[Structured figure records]
* begin *

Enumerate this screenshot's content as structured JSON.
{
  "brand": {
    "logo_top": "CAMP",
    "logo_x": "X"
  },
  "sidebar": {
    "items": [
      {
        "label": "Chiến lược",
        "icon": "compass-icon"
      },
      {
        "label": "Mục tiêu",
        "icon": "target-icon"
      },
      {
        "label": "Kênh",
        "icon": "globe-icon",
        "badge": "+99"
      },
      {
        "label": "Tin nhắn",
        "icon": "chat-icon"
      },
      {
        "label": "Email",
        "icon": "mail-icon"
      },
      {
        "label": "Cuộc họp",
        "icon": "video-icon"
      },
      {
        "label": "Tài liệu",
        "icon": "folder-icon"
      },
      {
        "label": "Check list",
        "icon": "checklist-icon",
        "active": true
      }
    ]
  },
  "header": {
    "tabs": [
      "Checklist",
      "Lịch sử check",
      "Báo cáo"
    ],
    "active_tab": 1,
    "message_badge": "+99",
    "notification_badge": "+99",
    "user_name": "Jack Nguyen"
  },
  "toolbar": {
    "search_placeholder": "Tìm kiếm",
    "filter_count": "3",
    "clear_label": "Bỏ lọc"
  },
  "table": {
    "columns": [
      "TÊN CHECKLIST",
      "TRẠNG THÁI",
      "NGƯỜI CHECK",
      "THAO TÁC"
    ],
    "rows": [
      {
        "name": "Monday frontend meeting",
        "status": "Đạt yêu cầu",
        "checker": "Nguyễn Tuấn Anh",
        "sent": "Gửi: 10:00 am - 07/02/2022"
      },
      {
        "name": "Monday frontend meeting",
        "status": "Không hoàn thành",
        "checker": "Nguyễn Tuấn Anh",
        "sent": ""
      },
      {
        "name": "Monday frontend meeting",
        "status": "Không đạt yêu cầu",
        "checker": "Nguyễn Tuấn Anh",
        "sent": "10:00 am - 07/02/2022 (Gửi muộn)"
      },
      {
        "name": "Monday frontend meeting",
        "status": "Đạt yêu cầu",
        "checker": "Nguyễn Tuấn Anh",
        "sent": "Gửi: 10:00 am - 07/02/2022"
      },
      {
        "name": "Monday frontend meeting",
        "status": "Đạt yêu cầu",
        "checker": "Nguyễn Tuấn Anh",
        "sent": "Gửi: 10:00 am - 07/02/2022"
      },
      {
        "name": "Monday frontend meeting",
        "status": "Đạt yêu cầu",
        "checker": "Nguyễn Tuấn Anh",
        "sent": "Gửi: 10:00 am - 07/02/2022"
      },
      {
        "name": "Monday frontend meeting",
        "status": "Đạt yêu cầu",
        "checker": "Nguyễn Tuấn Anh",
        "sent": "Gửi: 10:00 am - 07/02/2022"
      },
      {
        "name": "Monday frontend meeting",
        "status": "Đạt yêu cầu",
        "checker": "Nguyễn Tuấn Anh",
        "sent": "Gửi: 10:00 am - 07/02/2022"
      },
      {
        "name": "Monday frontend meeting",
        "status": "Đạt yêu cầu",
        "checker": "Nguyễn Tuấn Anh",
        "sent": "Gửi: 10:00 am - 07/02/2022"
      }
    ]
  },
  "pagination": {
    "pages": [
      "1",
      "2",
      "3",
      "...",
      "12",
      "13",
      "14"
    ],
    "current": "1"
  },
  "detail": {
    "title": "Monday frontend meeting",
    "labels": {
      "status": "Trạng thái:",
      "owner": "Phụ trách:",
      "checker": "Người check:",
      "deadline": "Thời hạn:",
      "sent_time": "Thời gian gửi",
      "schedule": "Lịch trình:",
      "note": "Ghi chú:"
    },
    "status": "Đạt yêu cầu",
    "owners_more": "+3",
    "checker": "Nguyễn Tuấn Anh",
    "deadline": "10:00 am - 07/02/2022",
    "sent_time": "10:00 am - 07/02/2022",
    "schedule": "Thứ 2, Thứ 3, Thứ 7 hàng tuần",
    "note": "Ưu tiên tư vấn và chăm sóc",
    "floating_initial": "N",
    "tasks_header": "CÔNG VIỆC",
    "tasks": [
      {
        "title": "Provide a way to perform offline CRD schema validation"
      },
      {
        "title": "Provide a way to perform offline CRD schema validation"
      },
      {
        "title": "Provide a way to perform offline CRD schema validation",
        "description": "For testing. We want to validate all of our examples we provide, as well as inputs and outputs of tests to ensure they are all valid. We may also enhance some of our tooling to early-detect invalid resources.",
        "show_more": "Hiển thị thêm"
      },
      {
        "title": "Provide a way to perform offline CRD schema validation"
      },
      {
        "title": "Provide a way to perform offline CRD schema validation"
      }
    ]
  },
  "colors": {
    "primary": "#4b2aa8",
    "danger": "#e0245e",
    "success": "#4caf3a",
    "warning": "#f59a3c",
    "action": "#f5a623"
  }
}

* end *

- _The request_
Within the material above, find the lines that contain the word "note"; copy them.

- _Written solution_
      "note": "Ghi chú:"
    "note": "Ưu tiên tư vấn và chăm sóc",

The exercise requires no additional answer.